● STORED DATA:
[start]

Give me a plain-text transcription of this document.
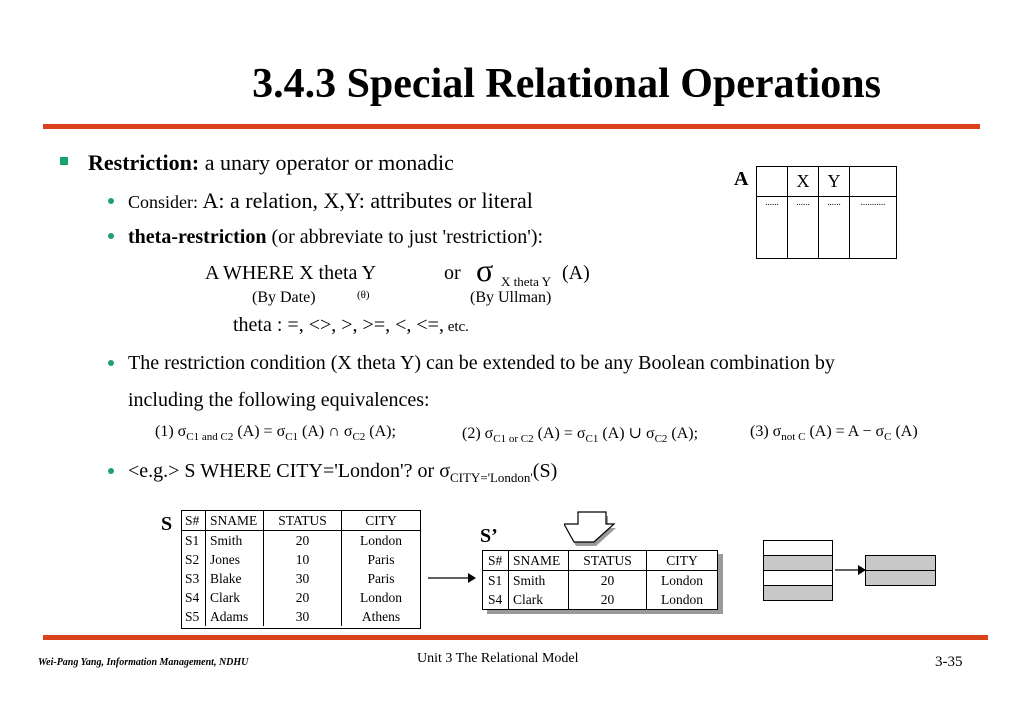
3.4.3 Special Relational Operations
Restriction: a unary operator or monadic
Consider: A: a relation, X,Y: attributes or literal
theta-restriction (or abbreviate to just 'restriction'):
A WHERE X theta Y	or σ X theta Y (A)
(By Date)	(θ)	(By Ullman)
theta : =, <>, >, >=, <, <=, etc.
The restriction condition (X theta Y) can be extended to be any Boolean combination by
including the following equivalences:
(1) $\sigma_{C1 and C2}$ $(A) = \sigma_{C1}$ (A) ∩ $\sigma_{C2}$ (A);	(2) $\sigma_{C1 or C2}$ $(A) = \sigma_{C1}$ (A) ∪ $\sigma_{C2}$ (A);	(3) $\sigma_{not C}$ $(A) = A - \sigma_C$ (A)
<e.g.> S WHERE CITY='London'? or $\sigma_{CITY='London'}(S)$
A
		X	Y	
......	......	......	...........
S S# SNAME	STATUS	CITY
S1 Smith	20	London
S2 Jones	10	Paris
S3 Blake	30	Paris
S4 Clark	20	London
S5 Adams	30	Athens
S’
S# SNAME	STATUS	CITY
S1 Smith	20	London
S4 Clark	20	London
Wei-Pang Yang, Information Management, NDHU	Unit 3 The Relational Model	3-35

[end]

● REQUIREMENTS: From the entries above, copy each line holding "theta".

● REPLY TO THE EXERCISE:
theta-restriction (or abbreviate to just 'restriction'):
A WHERE X theta Y	or σ X theta Y (A)
theta : =, <>, >, >=, <, <=, etc.
The restriction condition (X theta Y) can be extended to be any Boolean combination by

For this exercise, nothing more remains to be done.